# [Data listing]

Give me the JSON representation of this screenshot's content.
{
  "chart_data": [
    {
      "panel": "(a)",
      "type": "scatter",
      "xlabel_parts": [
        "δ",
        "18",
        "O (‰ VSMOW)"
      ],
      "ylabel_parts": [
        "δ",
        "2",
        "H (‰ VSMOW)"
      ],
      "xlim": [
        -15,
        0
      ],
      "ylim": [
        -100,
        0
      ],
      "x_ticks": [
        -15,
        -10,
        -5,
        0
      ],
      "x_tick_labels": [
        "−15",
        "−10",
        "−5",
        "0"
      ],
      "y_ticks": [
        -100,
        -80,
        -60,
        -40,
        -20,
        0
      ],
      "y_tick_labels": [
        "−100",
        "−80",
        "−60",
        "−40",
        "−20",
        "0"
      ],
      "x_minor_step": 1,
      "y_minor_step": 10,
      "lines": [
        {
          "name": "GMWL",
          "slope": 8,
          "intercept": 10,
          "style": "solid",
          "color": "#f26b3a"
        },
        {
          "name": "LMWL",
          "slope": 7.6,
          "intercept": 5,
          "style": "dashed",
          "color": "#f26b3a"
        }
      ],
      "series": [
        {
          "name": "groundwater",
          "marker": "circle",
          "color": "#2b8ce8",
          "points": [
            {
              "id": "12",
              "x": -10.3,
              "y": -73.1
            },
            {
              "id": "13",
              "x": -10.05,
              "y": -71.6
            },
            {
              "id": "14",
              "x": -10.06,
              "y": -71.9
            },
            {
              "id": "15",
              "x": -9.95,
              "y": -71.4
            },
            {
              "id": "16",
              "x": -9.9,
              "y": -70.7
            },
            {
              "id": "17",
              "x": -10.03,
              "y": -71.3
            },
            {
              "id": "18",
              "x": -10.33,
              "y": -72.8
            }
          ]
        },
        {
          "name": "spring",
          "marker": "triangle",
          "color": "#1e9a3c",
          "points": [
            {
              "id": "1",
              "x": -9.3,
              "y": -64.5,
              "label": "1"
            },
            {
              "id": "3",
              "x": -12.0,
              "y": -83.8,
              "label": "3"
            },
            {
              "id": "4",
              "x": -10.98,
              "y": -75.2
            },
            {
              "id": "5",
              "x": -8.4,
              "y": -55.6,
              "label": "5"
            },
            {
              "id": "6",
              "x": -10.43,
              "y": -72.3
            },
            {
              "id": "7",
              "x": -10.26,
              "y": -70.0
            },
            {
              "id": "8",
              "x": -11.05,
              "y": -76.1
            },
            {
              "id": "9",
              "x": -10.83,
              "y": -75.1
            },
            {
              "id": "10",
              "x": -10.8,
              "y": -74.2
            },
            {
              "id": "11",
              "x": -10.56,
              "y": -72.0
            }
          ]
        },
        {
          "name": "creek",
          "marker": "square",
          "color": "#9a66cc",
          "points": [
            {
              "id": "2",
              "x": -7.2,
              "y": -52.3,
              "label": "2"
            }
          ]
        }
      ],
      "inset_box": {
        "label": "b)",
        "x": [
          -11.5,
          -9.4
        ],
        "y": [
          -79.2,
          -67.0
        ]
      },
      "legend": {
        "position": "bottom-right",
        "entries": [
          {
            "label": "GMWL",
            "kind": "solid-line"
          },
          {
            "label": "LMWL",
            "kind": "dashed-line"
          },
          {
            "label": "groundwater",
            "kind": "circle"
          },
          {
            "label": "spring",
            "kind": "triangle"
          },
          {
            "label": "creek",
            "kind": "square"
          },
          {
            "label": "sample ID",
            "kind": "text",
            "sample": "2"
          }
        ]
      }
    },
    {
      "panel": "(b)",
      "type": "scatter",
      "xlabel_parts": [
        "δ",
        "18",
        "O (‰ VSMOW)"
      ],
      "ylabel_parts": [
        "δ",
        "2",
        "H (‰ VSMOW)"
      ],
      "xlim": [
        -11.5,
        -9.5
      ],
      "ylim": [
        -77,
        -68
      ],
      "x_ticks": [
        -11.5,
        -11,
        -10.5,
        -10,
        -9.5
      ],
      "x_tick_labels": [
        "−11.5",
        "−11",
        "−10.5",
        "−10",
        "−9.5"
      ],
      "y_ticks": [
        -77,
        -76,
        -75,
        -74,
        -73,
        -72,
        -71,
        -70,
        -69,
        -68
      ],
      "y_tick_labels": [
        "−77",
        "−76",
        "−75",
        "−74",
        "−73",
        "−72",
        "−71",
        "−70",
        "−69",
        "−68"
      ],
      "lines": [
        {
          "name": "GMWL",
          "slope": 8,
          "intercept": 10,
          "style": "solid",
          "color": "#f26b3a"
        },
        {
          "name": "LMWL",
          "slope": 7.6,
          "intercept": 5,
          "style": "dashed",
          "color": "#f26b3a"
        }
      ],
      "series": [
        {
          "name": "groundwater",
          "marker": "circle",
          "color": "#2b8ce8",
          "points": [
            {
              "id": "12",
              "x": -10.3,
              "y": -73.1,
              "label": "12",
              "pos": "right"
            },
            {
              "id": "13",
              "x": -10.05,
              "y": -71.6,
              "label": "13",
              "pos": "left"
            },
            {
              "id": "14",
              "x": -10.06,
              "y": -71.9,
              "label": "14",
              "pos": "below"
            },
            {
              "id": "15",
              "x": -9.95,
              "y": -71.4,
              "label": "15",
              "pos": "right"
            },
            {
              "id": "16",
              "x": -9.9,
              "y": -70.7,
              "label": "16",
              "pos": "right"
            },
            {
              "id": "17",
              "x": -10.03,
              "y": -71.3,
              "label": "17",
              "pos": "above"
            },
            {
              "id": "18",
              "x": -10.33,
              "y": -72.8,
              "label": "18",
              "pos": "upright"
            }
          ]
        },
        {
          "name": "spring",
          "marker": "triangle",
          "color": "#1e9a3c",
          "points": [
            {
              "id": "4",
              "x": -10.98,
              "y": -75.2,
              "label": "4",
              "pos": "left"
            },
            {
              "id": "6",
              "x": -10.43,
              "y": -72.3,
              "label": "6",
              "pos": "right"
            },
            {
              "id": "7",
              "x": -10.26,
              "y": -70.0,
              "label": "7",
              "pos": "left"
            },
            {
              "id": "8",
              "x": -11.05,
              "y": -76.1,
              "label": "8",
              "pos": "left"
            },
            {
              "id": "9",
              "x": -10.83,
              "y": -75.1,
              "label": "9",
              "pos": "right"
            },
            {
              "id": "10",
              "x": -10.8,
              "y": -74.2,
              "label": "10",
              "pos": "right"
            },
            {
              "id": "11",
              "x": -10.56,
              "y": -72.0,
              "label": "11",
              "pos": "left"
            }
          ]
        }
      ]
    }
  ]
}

* * *

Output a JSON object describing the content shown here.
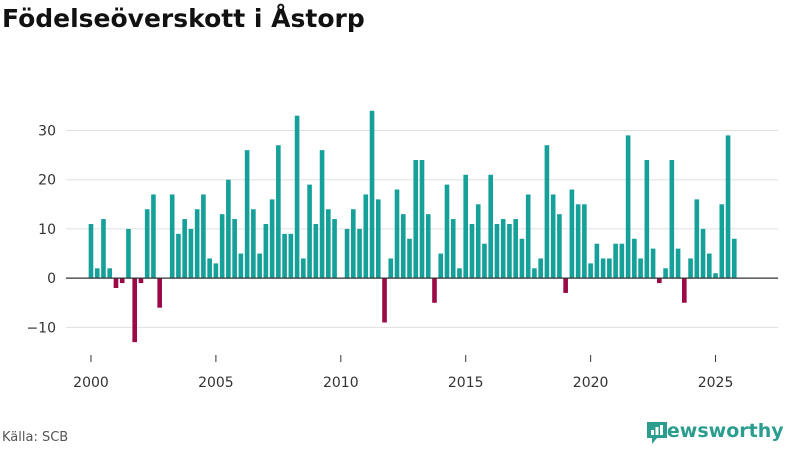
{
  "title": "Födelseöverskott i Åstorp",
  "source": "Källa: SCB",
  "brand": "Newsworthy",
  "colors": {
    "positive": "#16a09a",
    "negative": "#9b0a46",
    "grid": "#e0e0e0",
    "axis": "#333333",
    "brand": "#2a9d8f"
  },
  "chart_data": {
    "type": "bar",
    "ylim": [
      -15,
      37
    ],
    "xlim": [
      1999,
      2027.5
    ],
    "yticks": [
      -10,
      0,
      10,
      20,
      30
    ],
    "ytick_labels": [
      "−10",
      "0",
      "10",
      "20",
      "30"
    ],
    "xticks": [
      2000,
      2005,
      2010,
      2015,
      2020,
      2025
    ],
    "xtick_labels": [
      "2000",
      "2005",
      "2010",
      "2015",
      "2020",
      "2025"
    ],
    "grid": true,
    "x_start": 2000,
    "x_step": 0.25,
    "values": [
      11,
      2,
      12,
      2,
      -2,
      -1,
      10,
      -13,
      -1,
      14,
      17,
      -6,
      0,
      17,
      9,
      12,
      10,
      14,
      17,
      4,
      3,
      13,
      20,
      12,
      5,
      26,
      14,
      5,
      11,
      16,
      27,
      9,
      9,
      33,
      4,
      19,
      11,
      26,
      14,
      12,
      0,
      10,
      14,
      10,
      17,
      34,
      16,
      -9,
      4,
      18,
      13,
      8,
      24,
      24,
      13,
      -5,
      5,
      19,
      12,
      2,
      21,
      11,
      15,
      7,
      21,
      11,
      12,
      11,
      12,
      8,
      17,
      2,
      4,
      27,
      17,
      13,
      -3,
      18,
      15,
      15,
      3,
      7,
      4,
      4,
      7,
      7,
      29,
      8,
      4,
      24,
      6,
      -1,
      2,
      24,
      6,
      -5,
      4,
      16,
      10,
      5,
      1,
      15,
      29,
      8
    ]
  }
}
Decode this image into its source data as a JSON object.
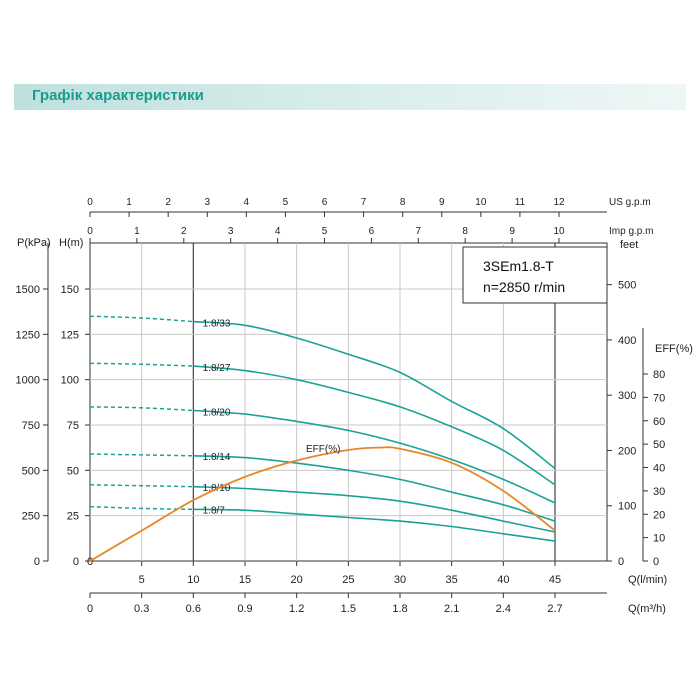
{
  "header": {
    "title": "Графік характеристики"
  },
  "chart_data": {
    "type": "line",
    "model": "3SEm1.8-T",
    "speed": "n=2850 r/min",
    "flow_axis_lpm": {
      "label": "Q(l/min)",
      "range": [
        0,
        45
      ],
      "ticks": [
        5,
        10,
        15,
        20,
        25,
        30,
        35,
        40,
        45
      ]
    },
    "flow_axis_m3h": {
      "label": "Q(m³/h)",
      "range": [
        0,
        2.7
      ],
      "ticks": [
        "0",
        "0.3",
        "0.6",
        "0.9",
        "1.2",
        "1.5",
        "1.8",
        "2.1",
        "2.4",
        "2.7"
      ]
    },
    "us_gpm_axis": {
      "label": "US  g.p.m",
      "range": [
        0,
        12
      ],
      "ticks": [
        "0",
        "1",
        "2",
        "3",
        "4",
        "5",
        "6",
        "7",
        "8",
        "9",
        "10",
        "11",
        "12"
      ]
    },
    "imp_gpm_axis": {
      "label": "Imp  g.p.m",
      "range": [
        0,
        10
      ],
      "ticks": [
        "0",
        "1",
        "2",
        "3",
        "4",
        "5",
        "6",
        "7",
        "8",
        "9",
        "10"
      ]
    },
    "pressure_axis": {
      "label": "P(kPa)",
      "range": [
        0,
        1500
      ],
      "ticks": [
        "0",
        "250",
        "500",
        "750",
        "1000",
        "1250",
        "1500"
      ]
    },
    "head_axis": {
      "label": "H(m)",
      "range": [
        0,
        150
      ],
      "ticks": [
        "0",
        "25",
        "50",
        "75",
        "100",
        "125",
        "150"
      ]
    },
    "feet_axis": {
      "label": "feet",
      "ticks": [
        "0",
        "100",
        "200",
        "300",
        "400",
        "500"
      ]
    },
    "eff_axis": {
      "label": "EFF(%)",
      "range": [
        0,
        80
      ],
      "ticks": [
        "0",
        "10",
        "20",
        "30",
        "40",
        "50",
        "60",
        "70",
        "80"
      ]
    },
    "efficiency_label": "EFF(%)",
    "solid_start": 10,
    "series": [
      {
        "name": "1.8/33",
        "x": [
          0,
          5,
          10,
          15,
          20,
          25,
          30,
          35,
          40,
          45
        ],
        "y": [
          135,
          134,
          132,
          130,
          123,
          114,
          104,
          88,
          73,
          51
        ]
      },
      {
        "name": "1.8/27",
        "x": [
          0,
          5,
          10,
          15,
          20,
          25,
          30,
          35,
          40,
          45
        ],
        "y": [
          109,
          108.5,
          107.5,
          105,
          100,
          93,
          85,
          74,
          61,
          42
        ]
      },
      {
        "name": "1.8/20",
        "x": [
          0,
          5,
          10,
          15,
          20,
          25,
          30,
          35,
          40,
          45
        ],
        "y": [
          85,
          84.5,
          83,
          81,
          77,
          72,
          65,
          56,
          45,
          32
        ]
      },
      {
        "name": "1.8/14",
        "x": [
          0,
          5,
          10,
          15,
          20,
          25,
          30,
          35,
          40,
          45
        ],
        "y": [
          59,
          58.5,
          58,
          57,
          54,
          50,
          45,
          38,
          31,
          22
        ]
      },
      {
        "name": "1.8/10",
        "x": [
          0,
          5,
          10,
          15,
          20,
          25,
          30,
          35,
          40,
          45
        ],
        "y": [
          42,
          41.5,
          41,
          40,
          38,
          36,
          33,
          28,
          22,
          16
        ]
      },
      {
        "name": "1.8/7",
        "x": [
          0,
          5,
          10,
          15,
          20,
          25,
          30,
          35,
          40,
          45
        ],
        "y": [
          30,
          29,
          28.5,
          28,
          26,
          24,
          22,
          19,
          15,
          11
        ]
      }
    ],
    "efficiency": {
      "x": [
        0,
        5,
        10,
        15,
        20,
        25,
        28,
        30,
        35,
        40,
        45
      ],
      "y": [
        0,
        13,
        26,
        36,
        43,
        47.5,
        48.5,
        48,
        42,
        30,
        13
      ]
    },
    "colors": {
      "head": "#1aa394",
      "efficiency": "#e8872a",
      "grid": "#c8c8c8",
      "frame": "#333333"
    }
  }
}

# [What is asked]
Return solely the number of lines in the data that include the word "type".

# [Result for this task]
4